» Record extracts:
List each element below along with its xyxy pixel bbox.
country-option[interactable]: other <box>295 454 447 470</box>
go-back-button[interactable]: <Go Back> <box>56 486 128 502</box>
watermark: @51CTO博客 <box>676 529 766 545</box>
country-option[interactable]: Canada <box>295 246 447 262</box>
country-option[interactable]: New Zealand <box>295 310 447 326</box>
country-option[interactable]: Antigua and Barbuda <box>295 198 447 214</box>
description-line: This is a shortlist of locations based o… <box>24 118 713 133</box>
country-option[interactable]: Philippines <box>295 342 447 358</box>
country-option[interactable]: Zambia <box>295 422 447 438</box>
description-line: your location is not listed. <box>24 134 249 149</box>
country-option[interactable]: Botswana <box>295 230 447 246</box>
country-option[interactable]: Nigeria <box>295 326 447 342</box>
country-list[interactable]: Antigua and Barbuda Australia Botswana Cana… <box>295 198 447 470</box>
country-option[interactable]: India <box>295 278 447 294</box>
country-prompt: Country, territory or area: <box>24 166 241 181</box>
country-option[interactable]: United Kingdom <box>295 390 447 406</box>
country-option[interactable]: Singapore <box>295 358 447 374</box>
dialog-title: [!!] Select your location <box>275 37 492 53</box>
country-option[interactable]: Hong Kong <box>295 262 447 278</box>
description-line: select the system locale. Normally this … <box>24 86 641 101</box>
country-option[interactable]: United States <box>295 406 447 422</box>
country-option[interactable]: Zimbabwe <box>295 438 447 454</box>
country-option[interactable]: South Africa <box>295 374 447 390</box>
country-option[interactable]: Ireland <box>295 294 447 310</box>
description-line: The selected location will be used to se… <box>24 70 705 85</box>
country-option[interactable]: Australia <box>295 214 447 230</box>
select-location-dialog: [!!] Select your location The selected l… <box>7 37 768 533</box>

» What to work on: Copy out every line of the material above, character for character, in the same order.

» Result of the exercise:
List each element below along with its xyxy pixel bbox.
country-option[interactable]: other <box>295 454 447 470</box>
go-back-button[interactable]: <Go Back> <box>56 486 128 502</box>
watermark: @51CTO博客 <box>676 529 766 545</box>
country-option[interactable]: Canada <box>295 246 447 262</box>
country-option[interactable]: New Zealand <box>295 310 447 326</box>
country-option[interactable]: Antigua and Barbuda <box>295 198 447 214</box>
description-line: This is a shortlist of locations based o… <box>24 118 713 133</box>
country-option[interactable]: Philippines <box>295 342 447 358</box>
country-option[interactable]: Zambia <box>295 422 447 438</box>
description-line: your location is not listed. <box>24 134 249 149</box>
country-option[interactable]: Botswana <box>295 230 447 246</box>
country-option[interactable]: Nigeria <box>295 326 447 342</box>
country-list[interactable]: Antigua and Barbuda Australia Botswana Cana… <box>295 198 447 470</box>
country-option[interactable]: India <box>295 278 447 294</box>
country-prompt: Country, territory or area: <box>24 166 241 181</box>
country-option[interactable]: United Kingdom <box>295 390 447 406</box>
country-option[interactable]: Singapore <box>295 358 447 374</box>
dialog-title: [!!] Select your location <box>275 37 492 53</box>
country-option[interactable]: Hong Kong <box>295 262 447 278</box>
description-line: select the system locale. Normally this … <box>24 86 641 101</box>
country-option[interactable]: United States <box>295 406 447 422</box>
country-option[interactable]: Zimbabwe <box>295 438 447 454</box>
country-option[interactable]: South Africa <box>295 374 447 390</box>
country-option[interactable]: Ireland <box>295 294 447 310</box>
description-line: The selected location will be used to se… <box>24 70 705 85</box>
country-option[interactable]: Australia <box>295 214 447 230</box>
select-location-dialog: [!!] Select your location The selected l… <box>7 37 768 533</box>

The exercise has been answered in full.